## Start MATERIAL FOR THIS EXERCISE

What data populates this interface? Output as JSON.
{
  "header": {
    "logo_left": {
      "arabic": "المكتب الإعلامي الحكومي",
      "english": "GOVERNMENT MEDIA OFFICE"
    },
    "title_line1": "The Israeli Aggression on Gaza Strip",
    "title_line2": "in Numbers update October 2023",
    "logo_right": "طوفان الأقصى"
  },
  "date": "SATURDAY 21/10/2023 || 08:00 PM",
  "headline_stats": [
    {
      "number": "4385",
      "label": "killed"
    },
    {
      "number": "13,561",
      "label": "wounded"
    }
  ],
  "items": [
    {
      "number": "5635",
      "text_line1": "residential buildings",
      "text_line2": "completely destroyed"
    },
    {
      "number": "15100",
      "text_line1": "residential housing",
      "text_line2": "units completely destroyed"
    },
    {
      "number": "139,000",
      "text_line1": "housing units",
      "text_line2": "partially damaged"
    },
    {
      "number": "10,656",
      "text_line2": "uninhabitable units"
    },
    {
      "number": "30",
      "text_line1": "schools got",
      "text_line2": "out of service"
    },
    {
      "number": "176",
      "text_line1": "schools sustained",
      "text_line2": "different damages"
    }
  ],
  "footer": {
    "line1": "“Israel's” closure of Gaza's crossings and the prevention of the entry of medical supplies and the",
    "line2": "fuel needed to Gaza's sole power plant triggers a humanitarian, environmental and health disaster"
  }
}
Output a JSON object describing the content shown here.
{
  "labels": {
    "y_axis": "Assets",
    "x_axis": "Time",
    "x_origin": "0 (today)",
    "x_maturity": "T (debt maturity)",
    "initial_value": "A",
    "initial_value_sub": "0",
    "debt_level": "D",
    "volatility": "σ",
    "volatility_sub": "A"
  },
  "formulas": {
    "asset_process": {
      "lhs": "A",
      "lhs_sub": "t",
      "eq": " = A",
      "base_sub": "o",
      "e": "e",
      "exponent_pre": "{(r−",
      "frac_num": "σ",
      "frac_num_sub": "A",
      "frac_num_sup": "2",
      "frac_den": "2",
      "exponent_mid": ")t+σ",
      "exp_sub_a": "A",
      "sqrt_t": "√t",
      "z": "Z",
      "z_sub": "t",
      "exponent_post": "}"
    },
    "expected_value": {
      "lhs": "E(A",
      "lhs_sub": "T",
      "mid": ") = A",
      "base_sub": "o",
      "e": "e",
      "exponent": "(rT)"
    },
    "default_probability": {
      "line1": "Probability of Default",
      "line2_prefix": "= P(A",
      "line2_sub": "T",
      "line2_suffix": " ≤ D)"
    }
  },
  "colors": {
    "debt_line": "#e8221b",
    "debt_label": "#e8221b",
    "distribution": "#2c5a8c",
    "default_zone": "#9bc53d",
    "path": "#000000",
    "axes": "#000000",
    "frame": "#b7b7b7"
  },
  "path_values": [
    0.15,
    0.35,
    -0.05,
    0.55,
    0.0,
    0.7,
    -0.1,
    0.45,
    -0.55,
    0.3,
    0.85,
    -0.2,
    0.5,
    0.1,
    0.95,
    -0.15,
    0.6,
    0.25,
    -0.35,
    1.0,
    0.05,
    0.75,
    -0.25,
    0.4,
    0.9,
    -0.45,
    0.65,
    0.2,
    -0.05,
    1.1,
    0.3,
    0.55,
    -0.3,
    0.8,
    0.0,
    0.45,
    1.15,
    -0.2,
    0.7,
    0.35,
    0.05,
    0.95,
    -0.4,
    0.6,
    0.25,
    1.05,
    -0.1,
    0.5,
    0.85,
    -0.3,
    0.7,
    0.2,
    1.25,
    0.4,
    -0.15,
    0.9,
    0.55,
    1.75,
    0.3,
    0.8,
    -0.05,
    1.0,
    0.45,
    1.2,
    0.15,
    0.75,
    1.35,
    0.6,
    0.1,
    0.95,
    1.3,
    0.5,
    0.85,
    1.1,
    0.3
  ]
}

## End MATERIAL FOR THIS EXERCISE

— TASK STATEMENT —
Type the whole listing again, unaltered.

— SOLUTION TO THE EXERCISE —
What data populates this interface? Output as JSON.
{
  "header": {
    "logo_left": {
      "arabic": "المكتب الإعلامي الحكومي",
      "english": "GOVERNMENT MEDIA OFFICE"
    },
    "title_line1": "The Israeli Aggression on Gaza Strip",
    "title_line2": "in Numbers update October 2023",
    "logo_right": "طوفان الأقصى"
  },
  "date": "SATURDAY 21/10/2023 || 08:00 PM",
  "headline_stats": [
    {
      "number": "4385",
      "label": "killed"
    },
    {
      "number": "13,561",
      "label": "wounded"
    }
  ],
  "items": [
    {
      "number": "5635",
      "text_line1": "residential buildings",
      "text_line2": "completely destroyed"
    },
    {
      "number": "15100",
      "text_line1": "residential housing",
      "text_line2": "units completely destroyed"
    },
    {
      "number": "139,000",
      "text_line1": "housing units",
      "text_line2": "partially damaged"
    },
    {
      "number": "10,656",
      "text_line2": "uninhabitable units"
    },
    {
      "number": "30",
      "text_line1": "schools got",
      "text_line2": "out of service"
    },
    {
      "number": "176",
      "text_line1": "schools sustained",
      "text_line2": "different damages"
    }
  ],
  "footer": {
    "line1": "“Israel's” closure of Gaza's crossings and the prevention of the entry of medical supplies and the",
    "line2": "fuel needed to Gaza's sole power plant triggers a humanitarian, environmental and health disaster"
  }
}
Output a JSON object describing the content shown here.
{
  "labels": {
    "y_axis": "Assets",
    "x_axis": "Time",
    "x_origin": "0 (today)",
    "x_maturity": "T (debt maturity)",
    "initial_value": "A",
    "initial_value_sub": "0",
    "debt_level": "D",
    "volatility": "σ",
    "volatility_sub": "A"
  },
  "formulas": {
    "asset_process": {
      "lhs": "A",
      "lhs_sub": "t",
      "eq": " = A",
      "base_sub": "o",
      "e": "e",
      "exponent_pre": "{(r−",
      "frac_num": "σ",
      "frac_num_sub": "A",
      "frac_num_sup": "2",
      "frac_den": "2",
      "exponent_mid": ")t+σ",
      "exp_sub_a": "A",
      "sqrt_t": "√t",
      "z": "Z",
      "z_sub": "t",
      "exponent_post": "}"
    },
    "expected_value": {
      "lhs": "E(A",
      "lhs_sub": "T",
      "mid": ") = A",
      "base_sub": "o",
      "e": "e",
      "exponent": "(rT)"
    },
    "default_probability": {
      "line1": "Probability of Default",
      "line2_prefix": "= P(A",
      "line2_sub": "T",
      "line2_suffix": " ≤ D)"
    }
  },
  "colors": {
    "debt_line": "#e8221b",
    "debt_label": "#e8221b",
    "distribution": "#2c5a8c",
    "default_zone": "#9bc53d",
    "path": "#000000",
    "axes": "#000000",
    "frame": "#b7b7b7"
  },
  "path_values": [
    0.15,
    0.35,
    -0.05,
    0.55,
    0.0,
    0.7,
    -0.1,
    0.45,
    -0.55,
    0.3,
    0.85,
    -0.2,
    0.5,
    0.1,
    0.95,
    -0.15,
    0.6,
    0.25,
    -0.35,
    1.0,
    0.05,
    0.75,
    -0.25,
    0.4,
    0.9,
    -0.45,
    0.65,
    0.2,
    -0.05,
    1.1,
    0.3,
    0.55,
    -0.3,
    0.8,
    0.0,
    0.45,
    1.15,
    -0.2,
    0.7,
    0.35,
    0.05,
    0.95,
    -0.4,
    0.6,
    0.25,
    1.05,
    -0.1,
    0.5,
    0.85,
    -0.3,
    0.7,
    0.2,
    1.25,
    0.4,
    -0.15,
    0.9,
    0.55,
    1.75,
    0.3,
    0.8,
    -0.05,
    1.0,
    0.45,
    1.2,
    0.15,
    0.75,
    1.35,
    0.6,
    0.1,
    0.95,
    1.3,
    0.5,
    0.85,
    1.1,
    0.3
  ]
}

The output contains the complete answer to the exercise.